* begin *

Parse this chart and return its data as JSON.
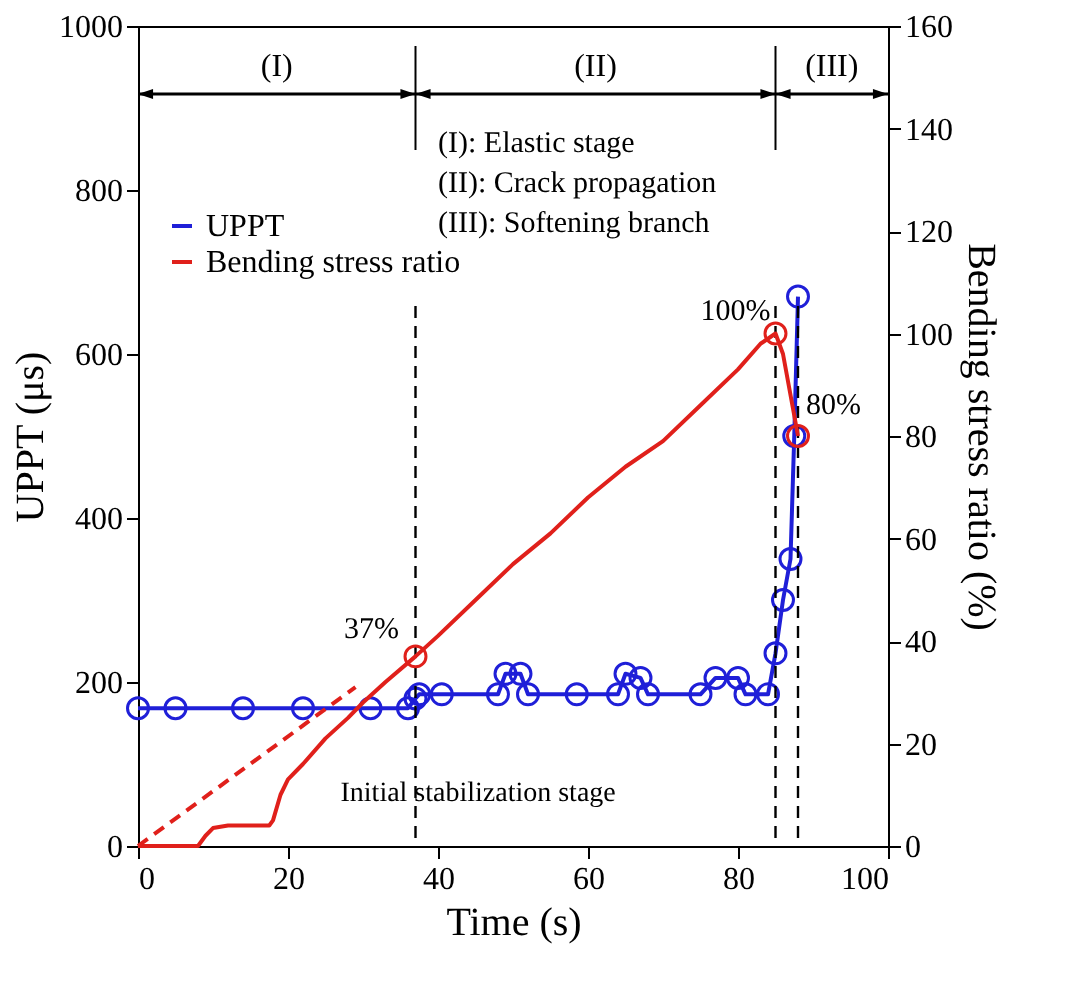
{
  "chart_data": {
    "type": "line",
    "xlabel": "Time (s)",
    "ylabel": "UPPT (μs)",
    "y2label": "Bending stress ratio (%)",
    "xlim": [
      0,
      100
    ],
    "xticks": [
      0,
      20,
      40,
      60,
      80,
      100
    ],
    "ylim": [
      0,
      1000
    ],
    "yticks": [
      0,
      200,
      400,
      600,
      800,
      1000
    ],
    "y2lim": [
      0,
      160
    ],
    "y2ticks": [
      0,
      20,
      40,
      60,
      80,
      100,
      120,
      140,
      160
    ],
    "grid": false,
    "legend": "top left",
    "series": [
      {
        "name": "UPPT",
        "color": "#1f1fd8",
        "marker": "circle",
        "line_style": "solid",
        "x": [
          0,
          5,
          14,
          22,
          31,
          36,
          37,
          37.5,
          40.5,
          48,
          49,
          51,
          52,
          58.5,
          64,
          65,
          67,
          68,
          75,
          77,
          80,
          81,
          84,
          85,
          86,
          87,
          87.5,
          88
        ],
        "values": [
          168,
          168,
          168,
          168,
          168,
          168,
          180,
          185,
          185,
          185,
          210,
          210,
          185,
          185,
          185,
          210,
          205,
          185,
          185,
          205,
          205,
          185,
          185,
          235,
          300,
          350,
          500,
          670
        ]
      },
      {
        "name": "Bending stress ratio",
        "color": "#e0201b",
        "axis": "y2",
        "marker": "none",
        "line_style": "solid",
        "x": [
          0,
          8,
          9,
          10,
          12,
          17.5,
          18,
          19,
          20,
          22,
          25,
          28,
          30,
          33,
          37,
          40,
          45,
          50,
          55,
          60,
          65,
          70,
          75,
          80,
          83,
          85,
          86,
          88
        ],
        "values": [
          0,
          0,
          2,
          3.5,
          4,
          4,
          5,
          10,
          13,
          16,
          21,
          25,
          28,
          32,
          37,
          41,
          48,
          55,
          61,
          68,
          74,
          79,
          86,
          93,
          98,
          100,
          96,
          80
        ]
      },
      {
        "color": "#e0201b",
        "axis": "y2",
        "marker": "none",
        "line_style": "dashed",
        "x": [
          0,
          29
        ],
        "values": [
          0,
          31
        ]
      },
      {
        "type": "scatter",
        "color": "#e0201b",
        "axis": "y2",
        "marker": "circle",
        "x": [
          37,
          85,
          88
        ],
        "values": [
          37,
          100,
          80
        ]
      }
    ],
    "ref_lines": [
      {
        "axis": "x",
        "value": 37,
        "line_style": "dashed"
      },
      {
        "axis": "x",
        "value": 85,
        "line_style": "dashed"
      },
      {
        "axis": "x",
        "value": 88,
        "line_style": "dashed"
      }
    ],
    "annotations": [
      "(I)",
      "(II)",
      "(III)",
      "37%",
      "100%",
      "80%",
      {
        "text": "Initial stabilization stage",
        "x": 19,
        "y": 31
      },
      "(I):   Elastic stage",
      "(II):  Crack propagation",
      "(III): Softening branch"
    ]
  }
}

* end *
* begin *

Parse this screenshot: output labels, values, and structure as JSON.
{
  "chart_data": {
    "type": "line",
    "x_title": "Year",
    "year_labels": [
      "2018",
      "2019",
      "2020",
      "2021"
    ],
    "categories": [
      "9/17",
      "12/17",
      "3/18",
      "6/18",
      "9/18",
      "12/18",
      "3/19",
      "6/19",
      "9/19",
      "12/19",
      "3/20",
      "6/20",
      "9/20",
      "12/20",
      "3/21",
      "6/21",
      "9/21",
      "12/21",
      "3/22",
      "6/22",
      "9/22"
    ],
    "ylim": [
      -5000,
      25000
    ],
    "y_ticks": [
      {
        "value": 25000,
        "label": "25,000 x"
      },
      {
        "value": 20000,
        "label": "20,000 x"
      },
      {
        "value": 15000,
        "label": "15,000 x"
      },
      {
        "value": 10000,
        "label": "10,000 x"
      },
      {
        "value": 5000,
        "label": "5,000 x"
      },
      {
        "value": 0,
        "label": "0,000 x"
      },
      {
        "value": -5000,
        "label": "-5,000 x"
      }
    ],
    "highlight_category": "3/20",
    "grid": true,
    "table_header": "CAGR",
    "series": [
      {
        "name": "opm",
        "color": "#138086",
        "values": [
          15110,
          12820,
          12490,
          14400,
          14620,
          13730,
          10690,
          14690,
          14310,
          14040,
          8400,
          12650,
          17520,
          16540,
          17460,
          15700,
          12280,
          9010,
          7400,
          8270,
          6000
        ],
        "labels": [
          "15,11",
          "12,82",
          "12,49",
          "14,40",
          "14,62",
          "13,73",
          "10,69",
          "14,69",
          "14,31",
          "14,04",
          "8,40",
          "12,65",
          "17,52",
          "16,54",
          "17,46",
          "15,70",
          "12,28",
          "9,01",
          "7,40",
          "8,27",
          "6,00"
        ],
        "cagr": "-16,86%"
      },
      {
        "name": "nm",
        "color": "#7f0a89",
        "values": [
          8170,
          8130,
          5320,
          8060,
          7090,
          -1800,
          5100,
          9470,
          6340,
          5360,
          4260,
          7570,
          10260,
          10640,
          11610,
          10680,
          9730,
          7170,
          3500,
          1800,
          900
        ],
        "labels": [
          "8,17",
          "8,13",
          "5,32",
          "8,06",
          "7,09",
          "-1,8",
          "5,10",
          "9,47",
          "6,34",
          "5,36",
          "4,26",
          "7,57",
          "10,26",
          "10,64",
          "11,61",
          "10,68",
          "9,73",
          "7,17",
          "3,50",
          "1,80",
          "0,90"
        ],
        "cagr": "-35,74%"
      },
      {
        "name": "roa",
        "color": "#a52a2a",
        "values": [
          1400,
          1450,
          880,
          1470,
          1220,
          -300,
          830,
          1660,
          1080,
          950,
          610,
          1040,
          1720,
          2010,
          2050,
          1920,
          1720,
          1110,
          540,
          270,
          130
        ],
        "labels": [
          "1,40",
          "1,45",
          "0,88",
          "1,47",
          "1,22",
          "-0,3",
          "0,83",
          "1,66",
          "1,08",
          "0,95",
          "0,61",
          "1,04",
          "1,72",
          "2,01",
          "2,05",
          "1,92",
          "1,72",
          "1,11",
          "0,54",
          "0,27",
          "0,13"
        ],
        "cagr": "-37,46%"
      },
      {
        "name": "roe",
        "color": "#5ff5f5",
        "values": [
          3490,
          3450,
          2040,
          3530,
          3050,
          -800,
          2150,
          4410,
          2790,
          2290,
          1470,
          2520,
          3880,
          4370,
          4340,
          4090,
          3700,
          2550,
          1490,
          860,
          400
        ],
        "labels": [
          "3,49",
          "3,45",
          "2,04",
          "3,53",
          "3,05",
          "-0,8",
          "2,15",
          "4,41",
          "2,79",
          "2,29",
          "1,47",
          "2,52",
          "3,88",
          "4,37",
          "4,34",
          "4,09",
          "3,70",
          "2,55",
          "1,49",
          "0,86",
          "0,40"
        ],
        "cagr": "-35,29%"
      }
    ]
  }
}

* end *

#### WHAT THE EXERCISE ASKS:
What is the number of lines in the listing that contain the string "ratio"? Reply with that number alone.

#### RESULT OF THIS EXERCISE:
2